▶ Requirement: Exactly as written, quote every line that follows, skipping the images.

---

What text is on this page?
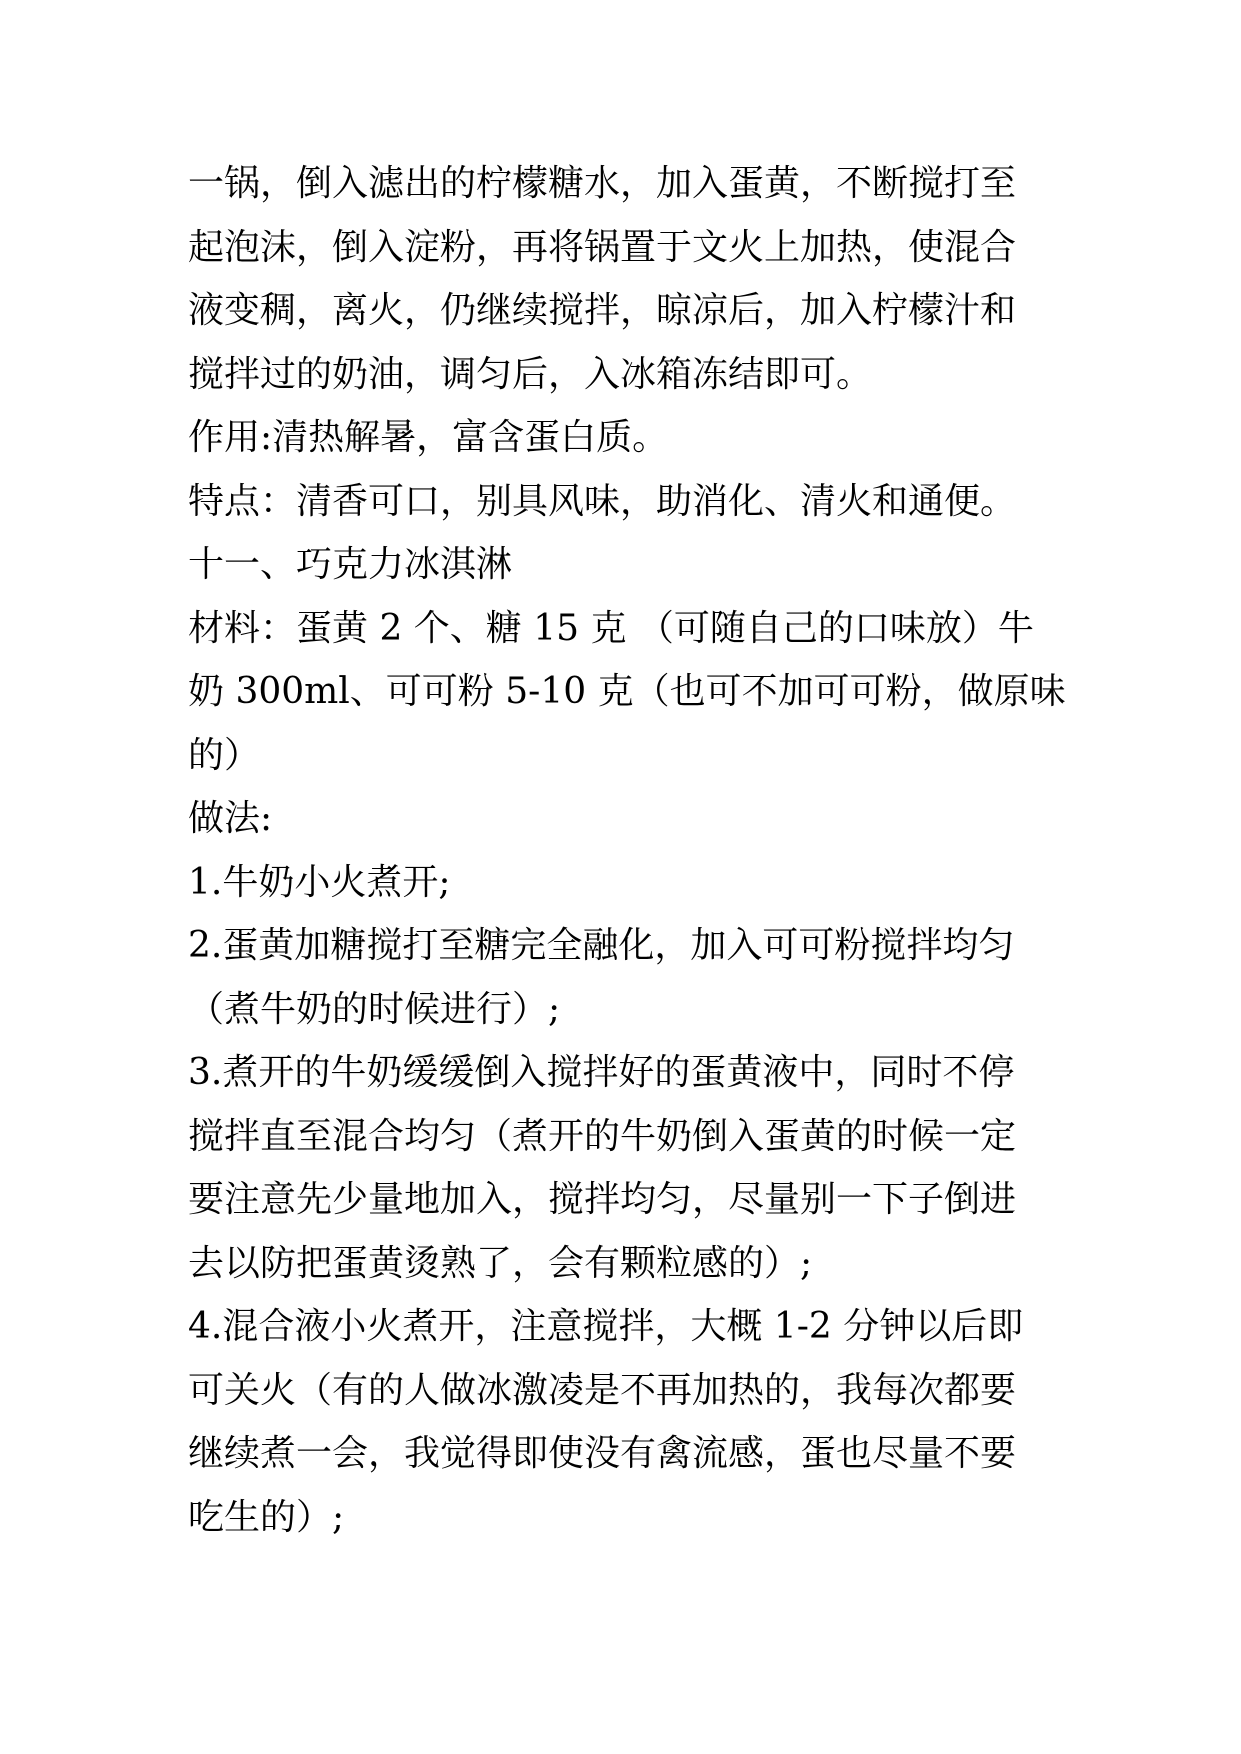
一锅，倒入滤出的柠檬糖水，加入蛋黄，不断搅打至
起泡沫，倒入淀粉，再将锅置于文火上加热，使混合
液变稠，离火，仍继续搅拌，晾凉后，加入柠檬汁和
搅拌过的奶油，调匀后，入冰箱冻结即可。
作用:清热解暑，富含蛋白质。
特点：清香可口，别具风味，助消化、清火和通便。
十一、巧克力冰淇淋
材料：蛋黄 2 个、糖 15 克 （可随自己的口味放）牛
奶 300ml、可可粉 5-10 克（也可不加可可粉，做原味
的）
做法:
1.牛奶小火煮开;
2.蛋黄加糖搅打至糖完全融化，加入可可粉搅拌均匀
（煮牛奶的时候进行）;
3.煮开的牛奶缓缓倒入搅拌好的蛋黄液中，同时不停
搅拌直至混合均匀（煮开的牛奶倒入蛋黄的时候一定
要注意先少量地加入，搅拌均匀，尽量别一下子倒进
去以防把蛋黄烫熟了，会有颗粒感的）;
4.混合液小火煮开，注意搅拌，大概 1-2 分钟以后即
可关火（有的人做冰激凌是不再加热的，我每次都要
继续煮一会，我觉得即使没有禽流感，蛋也尽量不要
吃生的）;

---

▶ Solution to this task:
What text is on this page?
一锅，倒入滤出的柠檬糖水，加入蛋黄，不断搅打至
起泡沫，倒入淀粉，再将锅置于文火上加热，使混合
液变稠，离火，仍继续搅拌，晾凉后，加入柠檬汁和
搅拌过的奶油，调匀后，入冰箱冻结即可。
作用:清热解暑，富含蛋白质。
特点：清香可口，别具风味，助消化、清火和通便。
十一、巧克力冰淇淋
材料：蛋黄 2 个、糖 15 克 （可随自己的口味放）牛
奶 300ml、可可粉 5-10 克（也可不加可可粉，做原味
的）
做法:
1.牛奶小火煮开;
2.蛋黄加糖搅打至糖完全融化，加入可可粉搅拌均匀
（煮牛奶的时候进行）;
3.煮开的牛奶缓缓倒入搅拌好的蛋黄液中，同时不停
搅拌直至混合均匀（煮开的牛奶倒入蛋黄的时候一定
要注意先少量地加入，搅拌均匀，尽量别一下子倒进
去以防把蛋黄烫熟了，会有颗粒感的）;
4.混合液小火煮开，注意搅拌，大概 1-2 分钟以后即
可关火（有的人做冰激凌是不再加热的，我每次都要
继续煮一会，我觉得即使没有禽流感，蛋也尽量不要
吃生的）;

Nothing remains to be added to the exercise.